%%
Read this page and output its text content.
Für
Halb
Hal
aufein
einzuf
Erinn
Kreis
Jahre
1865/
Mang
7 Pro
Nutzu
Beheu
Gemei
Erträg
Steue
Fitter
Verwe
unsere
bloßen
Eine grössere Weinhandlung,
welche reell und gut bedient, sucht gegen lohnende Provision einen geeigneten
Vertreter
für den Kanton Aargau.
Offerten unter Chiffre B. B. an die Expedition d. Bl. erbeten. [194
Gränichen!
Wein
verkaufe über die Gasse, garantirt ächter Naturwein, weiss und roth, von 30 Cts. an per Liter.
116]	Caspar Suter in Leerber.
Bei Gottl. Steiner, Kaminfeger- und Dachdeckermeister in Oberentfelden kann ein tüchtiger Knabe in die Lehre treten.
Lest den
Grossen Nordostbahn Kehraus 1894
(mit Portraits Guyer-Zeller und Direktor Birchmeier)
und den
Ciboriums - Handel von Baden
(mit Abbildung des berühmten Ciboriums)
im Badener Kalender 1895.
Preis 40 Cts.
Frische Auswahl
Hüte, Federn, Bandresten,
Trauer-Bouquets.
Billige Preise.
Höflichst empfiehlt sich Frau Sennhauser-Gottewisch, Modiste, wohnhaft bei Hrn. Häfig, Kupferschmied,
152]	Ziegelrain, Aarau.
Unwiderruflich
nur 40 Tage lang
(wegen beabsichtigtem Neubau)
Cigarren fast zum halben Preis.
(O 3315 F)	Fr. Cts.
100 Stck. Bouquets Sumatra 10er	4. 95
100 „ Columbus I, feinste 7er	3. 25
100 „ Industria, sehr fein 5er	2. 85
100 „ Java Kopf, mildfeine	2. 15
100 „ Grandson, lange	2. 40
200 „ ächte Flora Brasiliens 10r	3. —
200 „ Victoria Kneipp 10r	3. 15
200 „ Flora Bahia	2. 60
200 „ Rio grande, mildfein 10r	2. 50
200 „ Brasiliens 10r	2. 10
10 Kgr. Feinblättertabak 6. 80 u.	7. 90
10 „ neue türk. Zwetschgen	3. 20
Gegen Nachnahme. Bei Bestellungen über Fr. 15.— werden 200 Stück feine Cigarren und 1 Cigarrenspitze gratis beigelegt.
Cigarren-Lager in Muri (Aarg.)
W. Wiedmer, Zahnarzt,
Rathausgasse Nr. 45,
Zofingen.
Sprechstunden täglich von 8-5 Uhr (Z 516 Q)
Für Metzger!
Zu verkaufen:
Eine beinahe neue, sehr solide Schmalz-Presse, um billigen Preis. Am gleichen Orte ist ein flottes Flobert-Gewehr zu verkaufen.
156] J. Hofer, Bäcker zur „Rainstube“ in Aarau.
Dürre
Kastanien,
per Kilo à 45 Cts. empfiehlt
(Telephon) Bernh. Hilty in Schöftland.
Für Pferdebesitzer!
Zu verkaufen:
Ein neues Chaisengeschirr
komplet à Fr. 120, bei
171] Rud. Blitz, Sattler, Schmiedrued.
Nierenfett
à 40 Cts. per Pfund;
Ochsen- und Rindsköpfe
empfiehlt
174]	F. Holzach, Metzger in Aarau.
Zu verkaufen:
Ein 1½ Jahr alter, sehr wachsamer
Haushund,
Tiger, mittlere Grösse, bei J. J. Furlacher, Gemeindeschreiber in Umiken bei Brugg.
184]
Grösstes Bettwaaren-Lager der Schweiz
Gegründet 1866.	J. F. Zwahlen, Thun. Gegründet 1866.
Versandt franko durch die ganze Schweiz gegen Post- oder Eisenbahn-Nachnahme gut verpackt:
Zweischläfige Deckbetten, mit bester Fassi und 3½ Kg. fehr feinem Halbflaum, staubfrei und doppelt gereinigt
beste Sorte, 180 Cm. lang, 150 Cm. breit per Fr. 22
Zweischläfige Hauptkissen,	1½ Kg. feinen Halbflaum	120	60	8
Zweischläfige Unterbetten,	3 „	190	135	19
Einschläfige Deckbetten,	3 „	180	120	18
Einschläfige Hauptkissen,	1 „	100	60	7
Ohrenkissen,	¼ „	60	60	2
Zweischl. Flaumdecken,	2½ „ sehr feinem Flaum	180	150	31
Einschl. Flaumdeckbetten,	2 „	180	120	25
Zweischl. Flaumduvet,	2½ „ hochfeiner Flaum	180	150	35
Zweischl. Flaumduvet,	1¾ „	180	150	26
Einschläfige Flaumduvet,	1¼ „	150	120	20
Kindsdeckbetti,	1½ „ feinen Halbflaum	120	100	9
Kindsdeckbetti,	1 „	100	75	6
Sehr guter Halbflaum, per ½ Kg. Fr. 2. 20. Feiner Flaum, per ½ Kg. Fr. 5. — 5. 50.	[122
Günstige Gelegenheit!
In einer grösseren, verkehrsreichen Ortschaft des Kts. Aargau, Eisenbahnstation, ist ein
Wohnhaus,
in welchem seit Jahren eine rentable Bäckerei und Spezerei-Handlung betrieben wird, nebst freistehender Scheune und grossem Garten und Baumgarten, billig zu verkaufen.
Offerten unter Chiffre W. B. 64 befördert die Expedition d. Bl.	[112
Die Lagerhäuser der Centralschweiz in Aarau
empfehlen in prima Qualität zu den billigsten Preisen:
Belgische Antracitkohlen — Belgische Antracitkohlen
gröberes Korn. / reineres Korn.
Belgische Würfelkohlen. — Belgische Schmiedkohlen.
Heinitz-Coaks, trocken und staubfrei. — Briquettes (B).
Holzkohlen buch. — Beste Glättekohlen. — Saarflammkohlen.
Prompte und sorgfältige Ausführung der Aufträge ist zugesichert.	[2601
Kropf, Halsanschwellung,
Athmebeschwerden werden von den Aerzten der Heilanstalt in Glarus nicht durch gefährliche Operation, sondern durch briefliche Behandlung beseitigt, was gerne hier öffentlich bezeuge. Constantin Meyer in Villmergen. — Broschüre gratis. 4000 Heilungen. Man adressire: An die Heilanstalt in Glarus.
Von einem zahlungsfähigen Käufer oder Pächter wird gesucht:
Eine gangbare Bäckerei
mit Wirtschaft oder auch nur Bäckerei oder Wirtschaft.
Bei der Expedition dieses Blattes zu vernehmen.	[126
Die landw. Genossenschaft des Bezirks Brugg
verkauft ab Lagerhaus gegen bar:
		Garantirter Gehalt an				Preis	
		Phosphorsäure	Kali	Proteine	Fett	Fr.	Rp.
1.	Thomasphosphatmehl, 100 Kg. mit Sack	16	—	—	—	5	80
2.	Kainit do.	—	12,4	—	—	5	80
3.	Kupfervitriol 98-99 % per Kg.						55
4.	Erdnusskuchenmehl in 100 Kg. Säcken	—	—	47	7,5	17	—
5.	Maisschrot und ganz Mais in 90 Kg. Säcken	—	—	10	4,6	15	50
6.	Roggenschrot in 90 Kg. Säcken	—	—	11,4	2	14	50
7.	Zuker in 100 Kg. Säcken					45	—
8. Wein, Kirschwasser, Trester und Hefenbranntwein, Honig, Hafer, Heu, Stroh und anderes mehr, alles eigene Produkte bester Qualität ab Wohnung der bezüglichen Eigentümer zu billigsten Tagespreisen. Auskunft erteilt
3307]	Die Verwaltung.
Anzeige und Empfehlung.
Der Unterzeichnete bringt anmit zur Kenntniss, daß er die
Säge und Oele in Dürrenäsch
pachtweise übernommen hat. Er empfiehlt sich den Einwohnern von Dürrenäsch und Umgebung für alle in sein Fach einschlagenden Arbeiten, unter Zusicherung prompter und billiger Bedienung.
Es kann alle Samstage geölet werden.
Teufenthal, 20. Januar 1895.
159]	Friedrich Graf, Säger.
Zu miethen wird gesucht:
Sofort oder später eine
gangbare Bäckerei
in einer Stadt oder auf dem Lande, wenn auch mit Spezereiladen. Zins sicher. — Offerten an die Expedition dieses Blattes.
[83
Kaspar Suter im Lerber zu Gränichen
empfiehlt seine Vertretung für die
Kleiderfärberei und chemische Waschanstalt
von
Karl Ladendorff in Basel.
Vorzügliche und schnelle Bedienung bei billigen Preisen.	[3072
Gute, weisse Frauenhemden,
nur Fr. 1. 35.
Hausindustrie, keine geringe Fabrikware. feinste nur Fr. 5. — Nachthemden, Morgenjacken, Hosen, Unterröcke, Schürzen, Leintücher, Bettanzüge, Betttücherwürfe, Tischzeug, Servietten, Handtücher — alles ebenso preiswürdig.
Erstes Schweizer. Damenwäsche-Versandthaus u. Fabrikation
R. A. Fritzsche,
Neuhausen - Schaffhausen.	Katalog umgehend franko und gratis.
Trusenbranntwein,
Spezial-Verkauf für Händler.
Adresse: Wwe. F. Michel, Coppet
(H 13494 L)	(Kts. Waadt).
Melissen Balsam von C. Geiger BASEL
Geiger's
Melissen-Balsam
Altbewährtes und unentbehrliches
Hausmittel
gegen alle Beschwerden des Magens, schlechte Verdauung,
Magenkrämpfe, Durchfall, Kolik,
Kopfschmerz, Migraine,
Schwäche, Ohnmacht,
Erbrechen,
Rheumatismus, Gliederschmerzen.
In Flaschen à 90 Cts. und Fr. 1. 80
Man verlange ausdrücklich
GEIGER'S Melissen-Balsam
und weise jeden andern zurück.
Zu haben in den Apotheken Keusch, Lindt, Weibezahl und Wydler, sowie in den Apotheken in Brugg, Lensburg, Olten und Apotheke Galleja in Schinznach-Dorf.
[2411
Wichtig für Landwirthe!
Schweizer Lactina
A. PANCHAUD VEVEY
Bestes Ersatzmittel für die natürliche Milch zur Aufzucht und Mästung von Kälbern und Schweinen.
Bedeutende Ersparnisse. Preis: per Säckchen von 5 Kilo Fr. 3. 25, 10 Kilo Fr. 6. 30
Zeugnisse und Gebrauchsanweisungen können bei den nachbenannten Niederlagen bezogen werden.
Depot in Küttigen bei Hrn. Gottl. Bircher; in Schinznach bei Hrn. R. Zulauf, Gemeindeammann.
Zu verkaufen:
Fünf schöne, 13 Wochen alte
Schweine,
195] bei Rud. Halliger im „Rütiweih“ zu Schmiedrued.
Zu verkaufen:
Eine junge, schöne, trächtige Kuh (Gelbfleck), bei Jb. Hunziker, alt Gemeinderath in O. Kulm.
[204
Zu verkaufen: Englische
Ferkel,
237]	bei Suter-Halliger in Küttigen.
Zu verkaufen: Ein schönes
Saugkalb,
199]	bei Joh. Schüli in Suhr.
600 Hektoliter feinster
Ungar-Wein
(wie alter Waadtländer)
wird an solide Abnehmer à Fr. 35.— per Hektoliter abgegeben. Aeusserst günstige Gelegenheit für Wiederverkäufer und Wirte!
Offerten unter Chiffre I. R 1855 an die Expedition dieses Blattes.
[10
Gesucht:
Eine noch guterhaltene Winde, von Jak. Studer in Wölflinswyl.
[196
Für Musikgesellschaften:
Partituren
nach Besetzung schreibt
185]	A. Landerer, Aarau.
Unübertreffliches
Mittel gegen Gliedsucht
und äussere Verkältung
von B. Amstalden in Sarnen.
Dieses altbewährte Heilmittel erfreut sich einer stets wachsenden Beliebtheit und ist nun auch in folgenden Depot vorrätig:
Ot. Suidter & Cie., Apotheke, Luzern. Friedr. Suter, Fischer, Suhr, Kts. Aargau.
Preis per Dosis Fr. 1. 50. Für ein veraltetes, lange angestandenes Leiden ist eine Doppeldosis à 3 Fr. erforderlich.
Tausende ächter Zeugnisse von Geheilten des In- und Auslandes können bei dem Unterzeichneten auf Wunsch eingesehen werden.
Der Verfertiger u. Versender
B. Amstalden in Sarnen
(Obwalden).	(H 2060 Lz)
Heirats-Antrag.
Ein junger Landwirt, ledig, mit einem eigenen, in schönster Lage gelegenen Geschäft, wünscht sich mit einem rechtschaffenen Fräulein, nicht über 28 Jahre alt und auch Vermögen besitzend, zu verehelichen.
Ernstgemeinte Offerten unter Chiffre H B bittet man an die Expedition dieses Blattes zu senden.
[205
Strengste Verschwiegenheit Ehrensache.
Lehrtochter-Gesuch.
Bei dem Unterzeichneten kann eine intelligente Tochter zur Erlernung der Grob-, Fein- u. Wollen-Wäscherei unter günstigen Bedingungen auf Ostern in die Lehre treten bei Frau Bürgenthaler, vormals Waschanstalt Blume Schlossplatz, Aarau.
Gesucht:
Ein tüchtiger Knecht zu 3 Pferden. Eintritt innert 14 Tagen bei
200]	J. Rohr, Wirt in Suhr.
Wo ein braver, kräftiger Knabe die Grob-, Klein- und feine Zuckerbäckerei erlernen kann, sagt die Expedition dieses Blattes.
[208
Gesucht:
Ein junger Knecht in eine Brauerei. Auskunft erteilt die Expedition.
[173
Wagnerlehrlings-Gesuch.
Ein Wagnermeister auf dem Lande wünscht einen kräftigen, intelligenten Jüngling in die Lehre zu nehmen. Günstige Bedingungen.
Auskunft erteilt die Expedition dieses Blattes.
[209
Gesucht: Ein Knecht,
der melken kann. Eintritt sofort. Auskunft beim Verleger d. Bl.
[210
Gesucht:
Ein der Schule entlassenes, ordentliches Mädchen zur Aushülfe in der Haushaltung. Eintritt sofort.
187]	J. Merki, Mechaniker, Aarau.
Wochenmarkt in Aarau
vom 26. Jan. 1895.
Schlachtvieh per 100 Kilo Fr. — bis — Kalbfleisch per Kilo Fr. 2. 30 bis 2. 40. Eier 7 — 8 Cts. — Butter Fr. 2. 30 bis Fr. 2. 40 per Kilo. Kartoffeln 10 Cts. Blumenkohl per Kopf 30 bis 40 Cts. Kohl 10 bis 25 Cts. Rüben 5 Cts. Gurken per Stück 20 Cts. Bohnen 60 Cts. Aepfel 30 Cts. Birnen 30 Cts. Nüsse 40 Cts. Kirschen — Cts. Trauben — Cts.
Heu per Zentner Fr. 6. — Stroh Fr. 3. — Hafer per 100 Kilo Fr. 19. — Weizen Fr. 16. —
%%
-- Task details --
How many lines in the records hold the string "Belgische"? The number alone is the answer.

-- Task answer --
2